*Material supplied*
━━━━━━━━━━━━━━━━━━━━

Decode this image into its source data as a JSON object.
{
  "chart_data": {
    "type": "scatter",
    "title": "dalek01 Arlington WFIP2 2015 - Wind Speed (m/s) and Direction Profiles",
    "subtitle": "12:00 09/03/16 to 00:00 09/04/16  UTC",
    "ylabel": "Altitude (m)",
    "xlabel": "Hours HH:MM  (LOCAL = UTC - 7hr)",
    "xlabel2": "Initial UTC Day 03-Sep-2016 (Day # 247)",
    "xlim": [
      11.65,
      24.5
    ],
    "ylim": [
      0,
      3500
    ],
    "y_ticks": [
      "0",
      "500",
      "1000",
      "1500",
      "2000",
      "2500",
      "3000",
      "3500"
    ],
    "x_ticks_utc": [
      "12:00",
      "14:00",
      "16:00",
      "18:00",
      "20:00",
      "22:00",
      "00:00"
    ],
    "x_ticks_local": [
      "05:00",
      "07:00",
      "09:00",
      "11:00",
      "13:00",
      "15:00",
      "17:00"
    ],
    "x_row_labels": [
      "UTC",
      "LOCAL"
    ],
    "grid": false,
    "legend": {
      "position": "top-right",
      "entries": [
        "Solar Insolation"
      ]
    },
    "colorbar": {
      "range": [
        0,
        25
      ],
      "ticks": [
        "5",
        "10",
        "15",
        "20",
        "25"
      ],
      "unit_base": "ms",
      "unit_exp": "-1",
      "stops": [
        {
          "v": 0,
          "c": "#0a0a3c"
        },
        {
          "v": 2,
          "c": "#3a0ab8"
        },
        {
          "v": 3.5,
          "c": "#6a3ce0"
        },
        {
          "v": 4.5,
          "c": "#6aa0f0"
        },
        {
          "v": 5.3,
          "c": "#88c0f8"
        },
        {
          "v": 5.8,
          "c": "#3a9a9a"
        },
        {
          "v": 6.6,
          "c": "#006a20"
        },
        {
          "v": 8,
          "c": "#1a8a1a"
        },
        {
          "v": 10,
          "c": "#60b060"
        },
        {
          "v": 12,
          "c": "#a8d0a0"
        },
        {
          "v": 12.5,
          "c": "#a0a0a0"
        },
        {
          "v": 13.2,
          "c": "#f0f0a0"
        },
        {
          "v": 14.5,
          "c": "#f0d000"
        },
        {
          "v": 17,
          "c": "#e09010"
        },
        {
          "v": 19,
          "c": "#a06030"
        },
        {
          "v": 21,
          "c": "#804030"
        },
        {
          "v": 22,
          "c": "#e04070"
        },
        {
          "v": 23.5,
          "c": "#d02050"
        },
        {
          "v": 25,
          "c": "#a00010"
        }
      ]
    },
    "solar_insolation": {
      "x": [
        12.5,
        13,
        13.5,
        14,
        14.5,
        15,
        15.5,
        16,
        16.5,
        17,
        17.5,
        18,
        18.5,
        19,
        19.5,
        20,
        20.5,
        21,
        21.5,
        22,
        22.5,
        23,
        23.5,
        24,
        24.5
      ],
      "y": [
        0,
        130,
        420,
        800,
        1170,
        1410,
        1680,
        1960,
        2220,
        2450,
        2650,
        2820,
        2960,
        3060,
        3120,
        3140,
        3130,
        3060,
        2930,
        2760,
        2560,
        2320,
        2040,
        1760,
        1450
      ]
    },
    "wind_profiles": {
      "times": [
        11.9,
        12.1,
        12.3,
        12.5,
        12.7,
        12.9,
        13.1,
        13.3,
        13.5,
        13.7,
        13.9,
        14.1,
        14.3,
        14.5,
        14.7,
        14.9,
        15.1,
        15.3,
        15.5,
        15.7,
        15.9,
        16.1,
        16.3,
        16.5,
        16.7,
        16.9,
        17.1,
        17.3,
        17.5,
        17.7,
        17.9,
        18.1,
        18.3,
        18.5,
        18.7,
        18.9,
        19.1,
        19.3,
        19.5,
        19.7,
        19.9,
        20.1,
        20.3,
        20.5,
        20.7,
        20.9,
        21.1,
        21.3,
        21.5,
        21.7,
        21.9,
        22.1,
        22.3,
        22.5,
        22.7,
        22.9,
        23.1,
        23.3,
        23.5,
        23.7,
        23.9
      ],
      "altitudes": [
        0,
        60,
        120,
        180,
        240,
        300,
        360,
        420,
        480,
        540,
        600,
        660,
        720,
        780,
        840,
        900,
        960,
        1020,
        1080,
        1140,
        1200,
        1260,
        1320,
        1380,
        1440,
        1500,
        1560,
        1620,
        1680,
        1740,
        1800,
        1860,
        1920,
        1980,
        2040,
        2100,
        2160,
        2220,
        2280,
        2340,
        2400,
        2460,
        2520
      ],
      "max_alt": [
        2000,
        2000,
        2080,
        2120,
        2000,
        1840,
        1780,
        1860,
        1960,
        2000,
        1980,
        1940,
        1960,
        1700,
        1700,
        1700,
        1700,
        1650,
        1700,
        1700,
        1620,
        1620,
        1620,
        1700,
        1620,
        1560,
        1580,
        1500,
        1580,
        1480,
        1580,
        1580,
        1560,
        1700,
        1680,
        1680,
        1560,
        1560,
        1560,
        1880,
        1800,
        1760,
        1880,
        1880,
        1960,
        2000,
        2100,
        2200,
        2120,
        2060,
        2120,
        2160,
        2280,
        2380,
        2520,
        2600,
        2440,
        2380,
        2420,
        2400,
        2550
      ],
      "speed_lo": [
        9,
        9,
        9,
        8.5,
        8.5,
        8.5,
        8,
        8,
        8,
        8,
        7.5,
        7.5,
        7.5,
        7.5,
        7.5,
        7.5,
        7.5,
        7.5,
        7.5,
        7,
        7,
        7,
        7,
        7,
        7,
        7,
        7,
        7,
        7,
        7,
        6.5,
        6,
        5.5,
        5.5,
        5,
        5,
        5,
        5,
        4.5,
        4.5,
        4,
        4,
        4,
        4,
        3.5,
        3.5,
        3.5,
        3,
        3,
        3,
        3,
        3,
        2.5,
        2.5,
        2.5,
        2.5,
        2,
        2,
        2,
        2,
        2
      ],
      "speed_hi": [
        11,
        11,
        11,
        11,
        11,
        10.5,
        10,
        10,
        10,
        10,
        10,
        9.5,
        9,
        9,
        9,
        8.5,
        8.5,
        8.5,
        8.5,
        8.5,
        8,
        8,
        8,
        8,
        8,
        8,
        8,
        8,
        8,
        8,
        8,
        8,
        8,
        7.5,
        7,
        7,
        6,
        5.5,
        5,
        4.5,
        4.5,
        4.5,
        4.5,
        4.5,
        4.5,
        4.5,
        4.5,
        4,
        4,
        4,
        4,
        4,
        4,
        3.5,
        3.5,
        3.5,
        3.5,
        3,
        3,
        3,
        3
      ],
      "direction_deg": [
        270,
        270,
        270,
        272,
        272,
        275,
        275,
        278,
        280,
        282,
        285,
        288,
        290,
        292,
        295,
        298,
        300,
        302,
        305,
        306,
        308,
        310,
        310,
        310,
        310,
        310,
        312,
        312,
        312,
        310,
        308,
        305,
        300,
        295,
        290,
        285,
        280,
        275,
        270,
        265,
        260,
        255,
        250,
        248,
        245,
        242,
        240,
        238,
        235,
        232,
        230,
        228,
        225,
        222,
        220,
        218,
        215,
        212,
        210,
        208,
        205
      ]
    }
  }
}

━━━━━━━━━━━━━━━━━━━━

*Given instruction*
Repeat every record, exactly as written.

*Result*
Decode this image into its source data as a JSON object.
{
  "chart_data": {
    "type": "scatter",
    "title": "dalek01 Arlington WFIP2 2015 - Wind Speed (m/s) and Direction Profiles",
    "subtitle": "12:00 09/03/16 to 00:00 09/04/16  UTC",
    "ylabel": "Altitude (m)",
    "xlabel": "Hours HH:MM  (LOCAL = UTC - 7hr)",
    "xlabel2": "Initial UTC Day 03-Sep-2016 (Day # 247)",
    "xlim": [
      11.65,
      24.5
    ],
    "ylim": [
      0,
      3500
    ],
    "y_ticks": [
      "0",
      "500",
      "1000",
      "1500",
      "2000",
      "2500",
      "3000",
      "3500"
    ],
    "x_ticks_utc": [
      "12:00",
      "14:00",
      "16:00",
      "18:00",
      "20:00",
      "22:00",
      "00:00"
    ],
    "x_ticks_local": [
      "05:00",
      "07:00",
      "09:00",
      "11:00",
      "13:00",
      "15:00",
      "17:00"
    ],
    "x_row_labels": [
      "UTC",
      "LOCAL"
    ],
    "grid": false,
    "legend": {
      "position": "top-right",
      "entries": [
        "Solar Insolation"
      ]
    },
    "colorbar": {
      "range": [
        0,
        25
      ],
      "ticks": [
        "5",
        "10",
        "15",
        "20",
        "25"
      ],
      "unit_base": "ms",
      "unit_exp": "-1",
      "stops": [
        {
          "v": 0,
          "c": "#0a0a3c"
        },
        {
          "v": 2,
          "c": "#3a0ab8"
        },
        {
          "v": 3.5,
          "c": "#6a3ce0"
        },
        {
          "v": 4.5,
          "c": "#6aa0f0"
        },
        {
          "v": 5.3,
          "c": "#88c0f8"
        },
        {
          "v": 5.8,
          "c": "#3a9a9a"
        },
        {
          "v": 6.6,
          "c": "#006a20"
        },
        {
          "v": 8,
          "c": "#1a8a1a"
        },
        {
          "v": 10,
          "c": "#60b060"
        },
        {
          "v": 12,
          "c": "#a8d0a0"
        },
        {
          "v": 12.5,
          "c": "#a0a0a0"
        },
        {
          "v": 13.2,
          "c": "#f0f0a0"
        },
        {
          "v": 14.5,
          "c": "#f0d000"
        },
        {
          "v": 17,
          "c": "#e09010"
        },
        {
          "v": 19,
          "c": "#a06030"
        },
        {
          "v": 21,
          "c": "#804030"
        },
        {
          "v": 22,
          "c": "#e04070"
        },
        {
          "v": 23.5,
          "c": "#d02050"
        },
        {
          "v": 25,
          "c": "#a00010"
        }
      ]
    },
    "solar_insolation": {
      "x": [
        12.5,
        13,
        13.5,
        14,
        14.5,
        15,
        15.5,
        16,
        16.5,
        17,
        17.5,
        18,
        18.5,
        19,
        19.5,
        20,
        20.5,
        21,
        21.5,
        22,
        22.5,
        23,
        23.5,
        24,
        24.5
      ],
      "y": [
        0,
        130,
        420,
        800,
        1170,
        1410,
        1680,
        1960,
        2220,
        2450,
        2650,
        2820,
        2960,
        3060,
        3120,
        3140,
        3130,
        3060,
        2930,
        2760,
        2560,
        2320,
        2040,
        1760,
        1450
      ]
    },
    "wind_profiles": {
      "times": [
        11.9,
        12.1,
        12.3,
        12.5,
        12.7,
        12.9,
        13.1,
        13.3,
        13.5,
        13.7,
        13.9,
        14.1,
        14.3,
        14.5,
        14.7,
        14.9,
        15.1,
        15.3,
        15.5,
        15.7,
        15.9,
        16.1,
        16.3,
        16.5,
        16.7,
        16.9,
        17.1,
        17.3,
        17.5,
        17.7,
        17.9,
        18.1,
        18.3,
        18.5,
        18.7,
        18.9,
        19.1,
        19.3,
        19.5,
        19.7,
        19.9,
        20.1,
        20.3,
        20.5,
        20.7,
        20.9,
        21.1,
        21.3,
        21.5,
        21.7,
        21.9,
        22.1,
        22.3,
        22.5,
        22.7,
        22.9,
        23.1,
        23.3,
        23.5,
        23.7,
        23.9
      ],
      "altitudes": [
        0,
        60,
        120,
        180,
        240,
        300,
        360,
        420,
        480,
        540,
        600,
        660,
        720,
        780,
        840,
        900,
        960,
        1020,
        1080,
        1140,
        1200,
        1260,
        1320,
        1380,
        1440,
        1500,
        1560,
        1620,
        1680,
        1740,
        1800,
        1860,
        1920,
        1980,
        2040,
        2100,
        2160,
        2220,
        2280,
        2340,
        2400,
        2460,
        2520
      ],
      "max_alt": [
        2000,
        2000,
        2080,
        2120,
        2000,
        1840,
        1780,
        1860,
        1960,
        2000,
        1980,
        1940,
        1960,
        1700,
        1700,
        1700,
        1700,
        1650,
        1700,
        1700,
        1620,
        1620,
        1620,
        1700,
        1620,
        1560,
        1580,
        1500,
        1580,
        1480,
        1580,
        1580,
        1560,
        1700,
        1680,
        1680,
        1560,
        1560,
        1560,
        1880,
        1800,
        1760,
        1880,
        1880,
        1960,
        2000,
        2100,
        2200,
        2120,
        2060,
        2120,
        2160,
        2280,
        2380,
        2520,
        2600,
        2440,
        2380,
        2420,
        2400,
        2550
      ],
      "speed_lo": [
        9,
        9,
        9,
        8.5,
        8.5,
        8.5,
        8,
        8,
        8,
        8,
        7.5,
        7.5,
        7.5,
        7.5,
        7.5,
        7.5,
        7.5,
        7.5,
        7.5,
        7,
        7,
        7,
        7,
        7,
        7,
        7,
        7,
        7,
        7,
        7,
        6.5,
        6,
        5.5,
        5.5,
        5,
        5,
        5,
        5,
        4.5,
        4.5,
        4,
        4,
        4,
        4,
        3.5,
        3.5,
        3.5,
        3,
        3,
        3,
        3,
        3,
        2.5,
        2.5,
        2.5,
        2.5,
        2,
        2,
        2,
        2,
        2
      ],
      "speed_hi": [
        11,
        11,
        11,
        11,
        11,
        10.5,
        10,
        10,
        10,
        10,
        10,
        9.5,
        9,
        9,
        9,
        8.5,
        8.5,
        8.5,
        8.5,
        8.5,
        8,
        8,
        8,
        8,
        8,
        8,
        8,
        8,
        8,
        8,
        8,
        8,
        8,
        7.5,
        7,
        7,
        6,
        5.5,
        5,
        4.5,
        4.5,
        4.5,
        4.5,
        4.5,
        4.5,
        4.5,
        4.5,
        4,
        4,
        4,
        4,
        4,
        4,
        3.5,
        3.5,
        3.5,
        3.5,
        3,
        3,
        3,
        3
      ],
      "direction_deg": [
        270,
        270,
        270,
        272,
        272,
        275,
        275,
        278,
        280,
        282,
        285,
        288,
        290,
        292,
        295,
        298,
        300,
        302,
        305,
        306,
        308,
        310,
        310,
        310,
        310,
        310,
        312,
        312,
        312,
        310,
        308,
        305,
        300,
        295,
        290,
        285,
        280,
        275,
        270,
        265,
        260,
        255,
        250,
        248,
        245,
        242,
        240,
        238,
        235,
        232,
        230,
        228,
        225,
        222,
        220,
        218,
        215,
        212,
        210,
        208,
        205
      ]
    }
  }
}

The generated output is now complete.